> _INSTRUCTIONS FOR THE TASK_: Gather every line from the entries below that includes "Umidità".

● ● ●

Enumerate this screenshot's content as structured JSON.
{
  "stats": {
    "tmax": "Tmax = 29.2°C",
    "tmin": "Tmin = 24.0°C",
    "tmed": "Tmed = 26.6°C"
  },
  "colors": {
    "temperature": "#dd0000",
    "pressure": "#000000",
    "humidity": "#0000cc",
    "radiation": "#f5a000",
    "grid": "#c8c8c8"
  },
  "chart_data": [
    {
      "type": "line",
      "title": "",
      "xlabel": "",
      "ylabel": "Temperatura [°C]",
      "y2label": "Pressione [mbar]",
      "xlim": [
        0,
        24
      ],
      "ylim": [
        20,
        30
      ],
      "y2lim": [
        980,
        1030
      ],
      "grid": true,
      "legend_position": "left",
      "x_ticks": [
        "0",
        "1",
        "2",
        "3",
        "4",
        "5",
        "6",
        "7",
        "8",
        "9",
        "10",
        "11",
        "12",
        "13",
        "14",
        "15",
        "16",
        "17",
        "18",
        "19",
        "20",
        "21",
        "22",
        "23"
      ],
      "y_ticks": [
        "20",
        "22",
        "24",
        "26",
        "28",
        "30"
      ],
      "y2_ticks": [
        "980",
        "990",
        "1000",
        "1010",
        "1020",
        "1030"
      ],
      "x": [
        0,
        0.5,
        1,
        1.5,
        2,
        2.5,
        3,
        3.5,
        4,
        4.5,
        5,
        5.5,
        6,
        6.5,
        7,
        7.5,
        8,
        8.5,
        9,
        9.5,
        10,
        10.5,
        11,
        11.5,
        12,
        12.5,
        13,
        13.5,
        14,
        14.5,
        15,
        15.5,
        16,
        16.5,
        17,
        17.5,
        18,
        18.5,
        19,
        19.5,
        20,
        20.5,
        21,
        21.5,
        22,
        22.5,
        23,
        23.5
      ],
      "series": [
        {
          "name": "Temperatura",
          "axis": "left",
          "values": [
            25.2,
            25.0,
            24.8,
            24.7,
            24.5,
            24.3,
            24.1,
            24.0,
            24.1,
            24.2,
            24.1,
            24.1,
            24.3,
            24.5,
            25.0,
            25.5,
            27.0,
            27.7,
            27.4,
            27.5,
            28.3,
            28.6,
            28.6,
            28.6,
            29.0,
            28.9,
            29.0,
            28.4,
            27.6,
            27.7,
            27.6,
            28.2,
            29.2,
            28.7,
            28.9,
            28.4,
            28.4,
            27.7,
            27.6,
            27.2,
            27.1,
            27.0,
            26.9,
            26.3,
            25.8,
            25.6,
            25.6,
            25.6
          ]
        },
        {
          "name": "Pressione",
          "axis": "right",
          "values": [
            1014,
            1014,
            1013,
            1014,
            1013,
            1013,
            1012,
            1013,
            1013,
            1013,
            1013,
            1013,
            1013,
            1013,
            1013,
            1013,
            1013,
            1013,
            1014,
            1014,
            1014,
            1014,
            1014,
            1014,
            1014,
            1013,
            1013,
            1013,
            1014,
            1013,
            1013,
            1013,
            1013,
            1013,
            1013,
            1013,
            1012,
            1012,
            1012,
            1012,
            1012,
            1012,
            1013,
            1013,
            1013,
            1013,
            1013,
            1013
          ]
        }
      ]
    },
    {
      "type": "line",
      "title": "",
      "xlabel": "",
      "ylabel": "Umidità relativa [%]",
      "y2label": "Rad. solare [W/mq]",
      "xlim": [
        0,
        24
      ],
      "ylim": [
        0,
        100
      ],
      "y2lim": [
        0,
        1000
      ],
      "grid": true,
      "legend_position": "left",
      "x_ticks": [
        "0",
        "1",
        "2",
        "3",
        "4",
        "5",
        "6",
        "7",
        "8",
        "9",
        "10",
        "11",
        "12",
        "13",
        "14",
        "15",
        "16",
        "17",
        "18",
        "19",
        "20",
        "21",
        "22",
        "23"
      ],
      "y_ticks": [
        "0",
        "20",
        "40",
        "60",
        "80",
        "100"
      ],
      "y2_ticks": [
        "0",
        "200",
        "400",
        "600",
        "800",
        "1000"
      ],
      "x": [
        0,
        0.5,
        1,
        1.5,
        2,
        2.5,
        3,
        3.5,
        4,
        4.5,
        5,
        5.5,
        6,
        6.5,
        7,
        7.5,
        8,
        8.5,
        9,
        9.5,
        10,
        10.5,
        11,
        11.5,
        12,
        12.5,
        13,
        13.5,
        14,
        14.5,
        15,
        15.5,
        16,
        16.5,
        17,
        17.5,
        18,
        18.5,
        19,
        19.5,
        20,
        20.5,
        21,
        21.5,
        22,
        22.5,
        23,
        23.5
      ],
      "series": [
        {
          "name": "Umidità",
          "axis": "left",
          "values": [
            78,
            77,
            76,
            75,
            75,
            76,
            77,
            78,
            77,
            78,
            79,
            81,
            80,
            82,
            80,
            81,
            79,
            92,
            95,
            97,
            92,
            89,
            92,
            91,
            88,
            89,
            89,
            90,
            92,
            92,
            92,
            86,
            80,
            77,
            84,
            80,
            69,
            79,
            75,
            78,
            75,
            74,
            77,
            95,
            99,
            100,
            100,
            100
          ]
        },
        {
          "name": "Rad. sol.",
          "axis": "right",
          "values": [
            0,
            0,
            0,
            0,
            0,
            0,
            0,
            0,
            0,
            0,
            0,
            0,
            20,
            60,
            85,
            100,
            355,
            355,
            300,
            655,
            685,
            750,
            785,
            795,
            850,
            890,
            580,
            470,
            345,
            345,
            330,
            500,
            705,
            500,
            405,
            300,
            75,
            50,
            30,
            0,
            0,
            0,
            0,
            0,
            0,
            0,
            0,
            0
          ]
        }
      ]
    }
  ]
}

● ● ●

> _EXERCISE ANSWER_:
      "ylabel": "Umidità relativa [%]",
          "name": "Umidità",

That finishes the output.